Of all the lines here, how many include the string "text"? Answer with the number only.
--- start of MATERIAL FOR THE TASK ---
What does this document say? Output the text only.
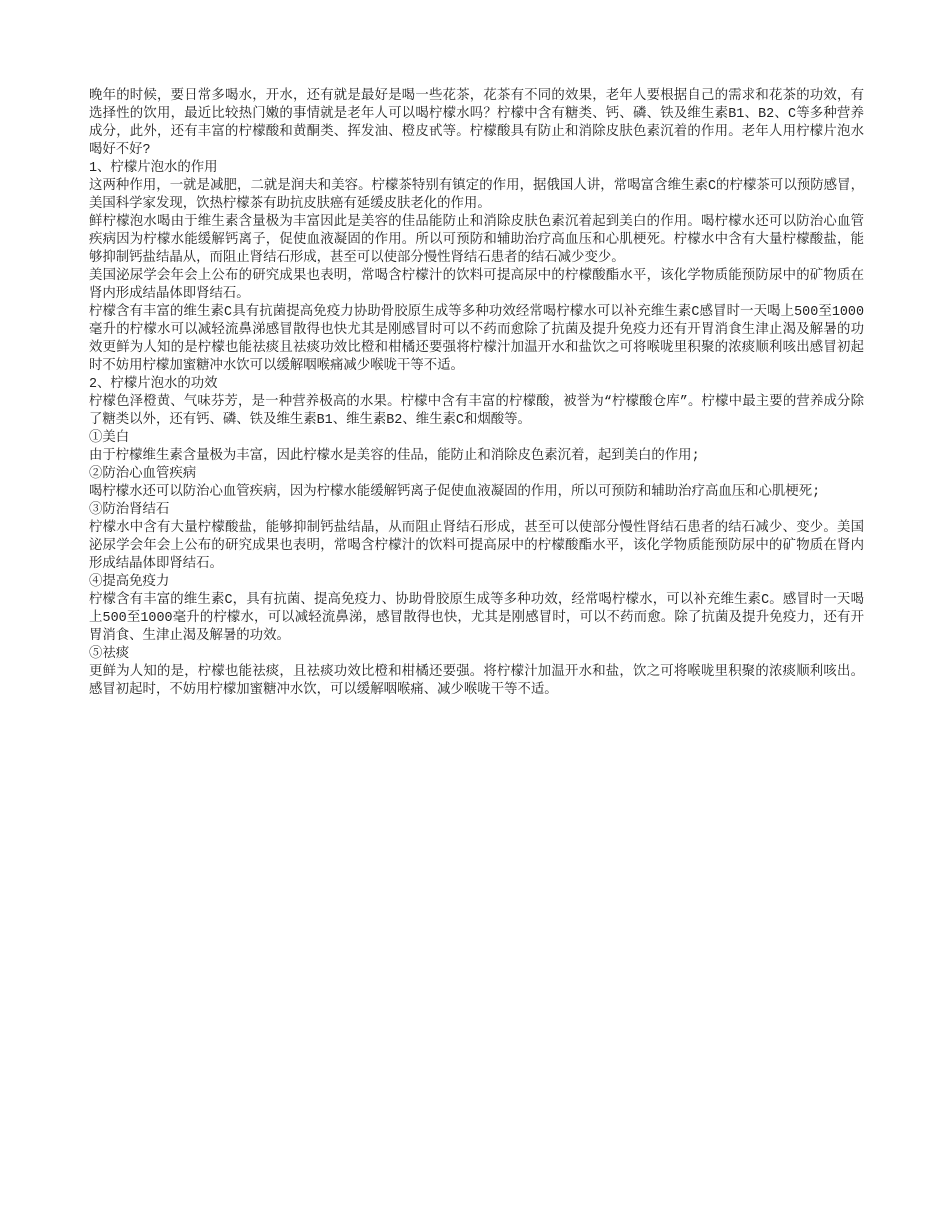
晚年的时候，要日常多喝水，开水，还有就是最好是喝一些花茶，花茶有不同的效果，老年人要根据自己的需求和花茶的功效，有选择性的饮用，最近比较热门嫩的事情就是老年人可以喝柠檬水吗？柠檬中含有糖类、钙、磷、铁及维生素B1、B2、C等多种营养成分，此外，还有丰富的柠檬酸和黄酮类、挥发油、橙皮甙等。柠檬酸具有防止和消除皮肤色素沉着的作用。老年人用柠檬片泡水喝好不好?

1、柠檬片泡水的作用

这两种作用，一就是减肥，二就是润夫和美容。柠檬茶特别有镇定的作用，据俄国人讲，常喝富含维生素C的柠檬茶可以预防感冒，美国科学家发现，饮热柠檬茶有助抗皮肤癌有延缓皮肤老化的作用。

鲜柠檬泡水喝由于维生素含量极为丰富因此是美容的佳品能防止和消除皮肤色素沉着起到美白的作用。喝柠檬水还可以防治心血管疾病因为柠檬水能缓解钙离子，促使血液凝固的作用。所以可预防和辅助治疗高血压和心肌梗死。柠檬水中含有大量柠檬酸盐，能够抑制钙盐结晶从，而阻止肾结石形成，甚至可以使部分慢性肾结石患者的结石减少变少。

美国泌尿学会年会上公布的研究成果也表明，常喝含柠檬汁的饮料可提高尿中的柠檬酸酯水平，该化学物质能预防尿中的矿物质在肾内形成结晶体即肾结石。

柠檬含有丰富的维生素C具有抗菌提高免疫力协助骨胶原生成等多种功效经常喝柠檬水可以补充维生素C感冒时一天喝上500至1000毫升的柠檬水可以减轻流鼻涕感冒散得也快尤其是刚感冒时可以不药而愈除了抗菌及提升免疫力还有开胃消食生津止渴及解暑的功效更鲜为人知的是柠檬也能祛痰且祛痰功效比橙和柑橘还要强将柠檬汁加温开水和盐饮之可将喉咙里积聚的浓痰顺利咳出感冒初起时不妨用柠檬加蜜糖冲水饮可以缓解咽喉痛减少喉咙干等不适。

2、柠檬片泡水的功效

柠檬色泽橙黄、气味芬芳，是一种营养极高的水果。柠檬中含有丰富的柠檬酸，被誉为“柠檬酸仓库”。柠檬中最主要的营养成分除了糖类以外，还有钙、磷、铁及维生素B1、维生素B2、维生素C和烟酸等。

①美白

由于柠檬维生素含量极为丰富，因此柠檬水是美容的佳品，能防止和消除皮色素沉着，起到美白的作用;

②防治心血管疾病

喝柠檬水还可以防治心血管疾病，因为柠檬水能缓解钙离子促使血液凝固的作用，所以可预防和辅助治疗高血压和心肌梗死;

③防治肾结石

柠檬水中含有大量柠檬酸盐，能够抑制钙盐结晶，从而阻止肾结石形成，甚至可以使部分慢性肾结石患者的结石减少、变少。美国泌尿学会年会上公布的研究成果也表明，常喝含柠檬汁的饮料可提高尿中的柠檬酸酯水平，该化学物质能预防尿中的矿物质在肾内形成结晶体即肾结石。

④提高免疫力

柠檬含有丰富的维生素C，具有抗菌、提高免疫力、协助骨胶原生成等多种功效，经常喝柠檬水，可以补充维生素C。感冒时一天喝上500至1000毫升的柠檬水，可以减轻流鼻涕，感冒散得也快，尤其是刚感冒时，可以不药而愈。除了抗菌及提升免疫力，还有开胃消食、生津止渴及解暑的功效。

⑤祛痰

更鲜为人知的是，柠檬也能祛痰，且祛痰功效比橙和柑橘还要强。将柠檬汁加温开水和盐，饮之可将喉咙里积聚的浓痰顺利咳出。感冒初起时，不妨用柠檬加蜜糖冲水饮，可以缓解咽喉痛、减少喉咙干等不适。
--- end of MATERIAL FOR THE TASK ---
--- start of MATERIAL FOR THE TASK ---
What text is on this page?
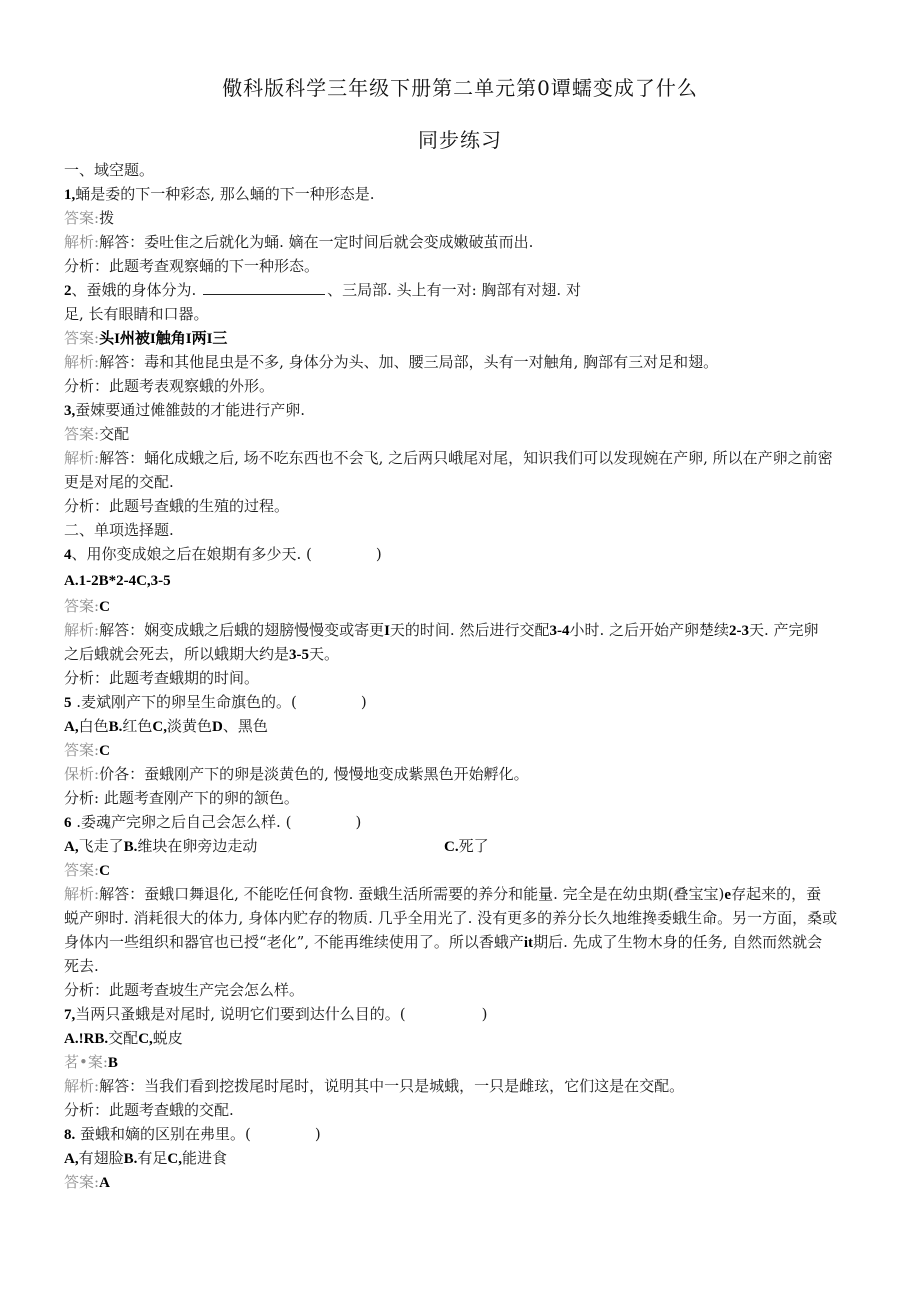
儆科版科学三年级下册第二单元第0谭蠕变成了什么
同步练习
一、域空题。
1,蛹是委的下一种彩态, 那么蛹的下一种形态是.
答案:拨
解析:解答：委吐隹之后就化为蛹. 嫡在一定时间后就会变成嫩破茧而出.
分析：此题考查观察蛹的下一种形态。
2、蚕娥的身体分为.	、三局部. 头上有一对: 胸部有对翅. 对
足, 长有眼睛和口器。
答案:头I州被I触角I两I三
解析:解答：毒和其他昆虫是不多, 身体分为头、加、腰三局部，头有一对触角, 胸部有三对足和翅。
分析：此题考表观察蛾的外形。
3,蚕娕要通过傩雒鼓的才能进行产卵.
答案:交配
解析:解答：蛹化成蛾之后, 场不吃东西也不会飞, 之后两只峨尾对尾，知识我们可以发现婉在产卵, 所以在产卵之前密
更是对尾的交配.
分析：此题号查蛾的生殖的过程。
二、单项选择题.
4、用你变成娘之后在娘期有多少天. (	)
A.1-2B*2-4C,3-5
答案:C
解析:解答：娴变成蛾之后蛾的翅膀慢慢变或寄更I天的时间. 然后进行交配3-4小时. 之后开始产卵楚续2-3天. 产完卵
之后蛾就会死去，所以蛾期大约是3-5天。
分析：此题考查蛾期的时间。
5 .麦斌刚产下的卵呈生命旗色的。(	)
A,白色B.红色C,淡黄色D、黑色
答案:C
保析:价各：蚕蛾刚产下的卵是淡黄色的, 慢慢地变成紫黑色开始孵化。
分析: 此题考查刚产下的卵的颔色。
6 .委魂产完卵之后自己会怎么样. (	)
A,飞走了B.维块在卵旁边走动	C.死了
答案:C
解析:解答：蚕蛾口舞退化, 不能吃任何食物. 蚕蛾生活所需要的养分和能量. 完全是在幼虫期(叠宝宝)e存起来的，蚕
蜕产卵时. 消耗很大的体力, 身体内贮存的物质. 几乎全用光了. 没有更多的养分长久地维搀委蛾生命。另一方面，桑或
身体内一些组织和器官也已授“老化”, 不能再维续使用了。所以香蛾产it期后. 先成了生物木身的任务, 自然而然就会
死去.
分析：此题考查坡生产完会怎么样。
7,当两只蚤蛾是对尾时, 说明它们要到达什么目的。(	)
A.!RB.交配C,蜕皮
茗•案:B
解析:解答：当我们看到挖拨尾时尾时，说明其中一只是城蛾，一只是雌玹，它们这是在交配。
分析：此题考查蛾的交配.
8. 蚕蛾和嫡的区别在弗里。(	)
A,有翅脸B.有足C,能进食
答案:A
--- end of MATERIAL FOR THE TASK ---
--- start of MATERIAL FOR THE TASK ---
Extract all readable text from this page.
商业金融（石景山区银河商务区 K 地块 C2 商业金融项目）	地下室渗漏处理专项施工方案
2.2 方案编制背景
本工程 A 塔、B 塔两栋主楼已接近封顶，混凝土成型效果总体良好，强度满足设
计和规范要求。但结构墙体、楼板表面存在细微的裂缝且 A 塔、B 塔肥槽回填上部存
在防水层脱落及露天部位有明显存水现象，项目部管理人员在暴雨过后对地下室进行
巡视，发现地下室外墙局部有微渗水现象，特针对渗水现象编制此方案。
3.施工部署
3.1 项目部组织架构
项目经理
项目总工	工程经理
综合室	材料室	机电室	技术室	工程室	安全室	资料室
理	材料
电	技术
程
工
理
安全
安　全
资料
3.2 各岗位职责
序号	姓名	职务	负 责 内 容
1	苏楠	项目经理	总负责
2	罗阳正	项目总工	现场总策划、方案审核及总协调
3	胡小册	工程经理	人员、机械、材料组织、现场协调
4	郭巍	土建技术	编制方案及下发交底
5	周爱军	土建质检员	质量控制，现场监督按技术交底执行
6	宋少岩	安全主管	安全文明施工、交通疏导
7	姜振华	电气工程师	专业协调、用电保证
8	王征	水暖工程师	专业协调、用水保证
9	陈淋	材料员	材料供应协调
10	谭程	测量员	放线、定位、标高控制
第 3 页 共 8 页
--- end of MATERIAL FOR THE TASK ---
# [RIGHT ANSWER]
3